Work to complete: From the entries below, copy every line holding the word "fitting".

Provided data:
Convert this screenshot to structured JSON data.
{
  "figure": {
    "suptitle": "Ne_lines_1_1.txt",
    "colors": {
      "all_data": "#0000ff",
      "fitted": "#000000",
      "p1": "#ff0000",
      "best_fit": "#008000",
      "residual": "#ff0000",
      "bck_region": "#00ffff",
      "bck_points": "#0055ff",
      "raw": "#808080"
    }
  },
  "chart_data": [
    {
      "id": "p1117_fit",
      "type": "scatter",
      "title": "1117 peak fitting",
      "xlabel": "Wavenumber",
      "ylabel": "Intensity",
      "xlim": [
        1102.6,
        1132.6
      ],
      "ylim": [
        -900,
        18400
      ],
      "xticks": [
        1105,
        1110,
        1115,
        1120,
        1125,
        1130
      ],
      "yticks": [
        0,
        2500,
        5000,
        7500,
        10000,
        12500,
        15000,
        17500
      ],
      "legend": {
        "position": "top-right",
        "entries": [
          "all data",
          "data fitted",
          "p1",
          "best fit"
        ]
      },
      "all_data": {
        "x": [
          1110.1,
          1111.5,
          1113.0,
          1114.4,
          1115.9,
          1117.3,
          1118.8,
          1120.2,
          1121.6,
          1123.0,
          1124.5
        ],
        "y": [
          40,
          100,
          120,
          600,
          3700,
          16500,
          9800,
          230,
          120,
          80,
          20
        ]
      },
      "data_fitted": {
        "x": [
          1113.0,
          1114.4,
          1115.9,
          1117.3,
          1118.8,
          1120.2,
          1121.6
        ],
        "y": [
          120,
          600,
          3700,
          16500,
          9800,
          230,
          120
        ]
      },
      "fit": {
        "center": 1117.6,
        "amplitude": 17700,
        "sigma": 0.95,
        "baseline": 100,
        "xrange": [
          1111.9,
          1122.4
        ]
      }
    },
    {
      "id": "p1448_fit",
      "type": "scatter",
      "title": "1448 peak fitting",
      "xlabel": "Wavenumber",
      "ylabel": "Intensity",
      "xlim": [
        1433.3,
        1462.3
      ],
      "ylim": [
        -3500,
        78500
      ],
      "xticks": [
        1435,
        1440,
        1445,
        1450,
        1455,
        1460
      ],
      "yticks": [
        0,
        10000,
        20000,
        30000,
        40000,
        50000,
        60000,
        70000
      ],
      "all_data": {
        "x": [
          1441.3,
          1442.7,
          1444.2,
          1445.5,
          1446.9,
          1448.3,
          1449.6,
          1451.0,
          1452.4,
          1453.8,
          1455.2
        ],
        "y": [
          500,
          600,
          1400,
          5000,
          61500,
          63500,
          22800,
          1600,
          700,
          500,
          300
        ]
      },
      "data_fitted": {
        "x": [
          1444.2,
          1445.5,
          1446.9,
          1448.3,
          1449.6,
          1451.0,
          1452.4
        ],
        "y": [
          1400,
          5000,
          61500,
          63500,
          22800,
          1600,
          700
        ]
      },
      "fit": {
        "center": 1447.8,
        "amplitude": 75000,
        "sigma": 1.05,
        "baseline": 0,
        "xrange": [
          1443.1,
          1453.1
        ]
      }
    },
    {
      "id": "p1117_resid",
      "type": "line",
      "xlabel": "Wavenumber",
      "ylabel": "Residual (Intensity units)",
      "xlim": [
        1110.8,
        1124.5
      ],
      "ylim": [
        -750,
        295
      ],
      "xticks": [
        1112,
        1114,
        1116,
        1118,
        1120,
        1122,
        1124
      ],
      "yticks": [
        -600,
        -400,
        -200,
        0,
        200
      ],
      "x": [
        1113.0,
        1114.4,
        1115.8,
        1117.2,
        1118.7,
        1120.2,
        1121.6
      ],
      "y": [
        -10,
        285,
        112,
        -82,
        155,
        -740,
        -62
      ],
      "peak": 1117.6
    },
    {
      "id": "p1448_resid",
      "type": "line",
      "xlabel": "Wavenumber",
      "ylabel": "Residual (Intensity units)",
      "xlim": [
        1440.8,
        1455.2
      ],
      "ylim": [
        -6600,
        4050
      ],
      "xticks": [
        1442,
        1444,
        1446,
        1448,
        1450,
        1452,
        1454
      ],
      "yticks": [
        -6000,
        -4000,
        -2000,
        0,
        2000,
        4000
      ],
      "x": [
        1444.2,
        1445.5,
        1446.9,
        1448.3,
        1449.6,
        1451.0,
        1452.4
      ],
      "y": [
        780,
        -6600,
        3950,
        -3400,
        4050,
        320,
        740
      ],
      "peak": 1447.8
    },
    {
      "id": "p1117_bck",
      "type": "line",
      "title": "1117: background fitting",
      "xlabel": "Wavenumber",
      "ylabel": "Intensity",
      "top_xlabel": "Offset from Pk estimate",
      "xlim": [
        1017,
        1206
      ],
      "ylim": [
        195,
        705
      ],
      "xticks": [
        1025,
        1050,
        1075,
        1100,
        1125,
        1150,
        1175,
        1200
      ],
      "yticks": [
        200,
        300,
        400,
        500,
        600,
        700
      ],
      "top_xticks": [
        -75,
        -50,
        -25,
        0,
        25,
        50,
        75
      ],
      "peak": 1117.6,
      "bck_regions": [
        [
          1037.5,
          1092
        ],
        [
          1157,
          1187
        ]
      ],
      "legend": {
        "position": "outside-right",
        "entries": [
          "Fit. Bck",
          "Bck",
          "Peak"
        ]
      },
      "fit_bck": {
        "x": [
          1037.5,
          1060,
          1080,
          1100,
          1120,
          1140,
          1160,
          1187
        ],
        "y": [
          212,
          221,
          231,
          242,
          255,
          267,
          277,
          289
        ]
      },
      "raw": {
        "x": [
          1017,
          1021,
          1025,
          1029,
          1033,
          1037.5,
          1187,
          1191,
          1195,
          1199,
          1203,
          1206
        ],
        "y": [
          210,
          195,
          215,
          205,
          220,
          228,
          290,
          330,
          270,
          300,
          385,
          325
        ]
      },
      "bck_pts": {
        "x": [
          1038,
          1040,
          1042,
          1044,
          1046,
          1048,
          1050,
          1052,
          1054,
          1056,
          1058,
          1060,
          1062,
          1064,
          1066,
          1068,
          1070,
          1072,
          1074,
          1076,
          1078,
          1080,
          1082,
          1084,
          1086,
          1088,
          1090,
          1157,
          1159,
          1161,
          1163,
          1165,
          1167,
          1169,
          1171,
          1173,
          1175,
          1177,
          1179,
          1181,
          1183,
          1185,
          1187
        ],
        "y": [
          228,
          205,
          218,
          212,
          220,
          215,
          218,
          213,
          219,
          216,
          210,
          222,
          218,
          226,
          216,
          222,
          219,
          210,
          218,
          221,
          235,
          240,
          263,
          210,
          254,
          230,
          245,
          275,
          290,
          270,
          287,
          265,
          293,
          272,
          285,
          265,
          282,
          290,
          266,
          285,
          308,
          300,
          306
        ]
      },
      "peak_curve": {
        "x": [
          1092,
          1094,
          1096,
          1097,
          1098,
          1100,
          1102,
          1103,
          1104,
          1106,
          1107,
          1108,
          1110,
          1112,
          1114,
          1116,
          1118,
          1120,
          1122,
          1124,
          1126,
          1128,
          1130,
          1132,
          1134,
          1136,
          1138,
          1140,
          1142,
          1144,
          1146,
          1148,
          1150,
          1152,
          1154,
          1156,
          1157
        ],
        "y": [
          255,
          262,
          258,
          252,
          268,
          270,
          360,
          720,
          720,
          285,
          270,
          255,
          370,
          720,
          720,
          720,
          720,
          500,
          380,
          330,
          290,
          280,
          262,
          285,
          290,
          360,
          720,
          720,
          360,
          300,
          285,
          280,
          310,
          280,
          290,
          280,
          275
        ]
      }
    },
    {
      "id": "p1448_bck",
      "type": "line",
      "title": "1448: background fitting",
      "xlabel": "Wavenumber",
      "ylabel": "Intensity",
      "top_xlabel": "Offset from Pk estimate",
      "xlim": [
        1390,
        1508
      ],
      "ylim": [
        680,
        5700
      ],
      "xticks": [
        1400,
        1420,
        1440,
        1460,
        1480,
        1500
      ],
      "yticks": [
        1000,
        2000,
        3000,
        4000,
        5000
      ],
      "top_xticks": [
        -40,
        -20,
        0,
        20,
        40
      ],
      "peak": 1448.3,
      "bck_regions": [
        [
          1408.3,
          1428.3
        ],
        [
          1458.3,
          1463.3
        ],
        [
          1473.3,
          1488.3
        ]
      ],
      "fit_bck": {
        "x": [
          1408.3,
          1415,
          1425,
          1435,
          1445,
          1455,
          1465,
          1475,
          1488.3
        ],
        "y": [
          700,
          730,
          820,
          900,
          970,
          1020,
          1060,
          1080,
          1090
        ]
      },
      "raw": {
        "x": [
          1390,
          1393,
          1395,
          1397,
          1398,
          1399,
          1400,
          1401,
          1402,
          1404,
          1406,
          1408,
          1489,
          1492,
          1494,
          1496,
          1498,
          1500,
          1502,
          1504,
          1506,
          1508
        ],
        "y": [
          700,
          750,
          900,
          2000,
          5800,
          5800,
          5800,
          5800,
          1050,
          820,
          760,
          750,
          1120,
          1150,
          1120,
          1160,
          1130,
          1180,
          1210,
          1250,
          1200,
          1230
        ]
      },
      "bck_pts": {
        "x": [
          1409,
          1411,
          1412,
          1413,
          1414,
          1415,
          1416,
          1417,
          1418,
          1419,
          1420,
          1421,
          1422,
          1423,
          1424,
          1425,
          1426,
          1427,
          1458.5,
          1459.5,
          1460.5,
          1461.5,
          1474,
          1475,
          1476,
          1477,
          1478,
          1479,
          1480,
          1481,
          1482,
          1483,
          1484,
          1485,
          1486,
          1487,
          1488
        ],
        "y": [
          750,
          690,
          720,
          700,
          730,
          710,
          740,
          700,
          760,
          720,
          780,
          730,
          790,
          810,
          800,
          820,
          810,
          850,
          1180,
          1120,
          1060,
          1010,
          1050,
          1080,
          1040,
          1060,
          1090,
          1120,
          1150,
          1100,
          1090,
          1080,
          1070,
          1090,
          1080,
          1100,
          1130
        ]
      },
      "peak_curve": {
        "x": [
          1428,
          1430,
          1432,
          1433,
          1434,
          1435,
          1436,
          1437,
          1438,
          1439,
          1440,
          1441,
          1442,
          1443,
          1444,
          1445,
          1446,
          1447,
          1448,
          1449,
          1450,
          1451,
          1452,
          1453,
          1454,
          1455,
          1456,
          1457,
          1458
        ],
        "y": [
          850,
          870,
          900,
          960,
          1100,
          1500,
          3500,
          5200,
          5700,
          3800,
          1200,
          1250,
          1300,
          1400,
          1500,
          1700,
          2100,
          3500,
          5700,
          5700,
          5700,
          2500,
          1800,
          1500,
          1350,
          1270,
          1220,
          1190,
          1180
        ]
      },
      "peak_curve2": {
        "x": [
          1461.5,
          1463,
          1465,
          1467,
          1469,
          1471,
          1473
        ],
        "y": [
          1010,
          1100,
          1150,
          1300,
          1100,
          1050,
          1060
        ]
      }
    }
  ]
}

Correct result:
      "title": "1117 peak fitting",
      "title": "1448 peak fitting",
      "title": "1117: background fitting",
      "title": "1448: background fitting",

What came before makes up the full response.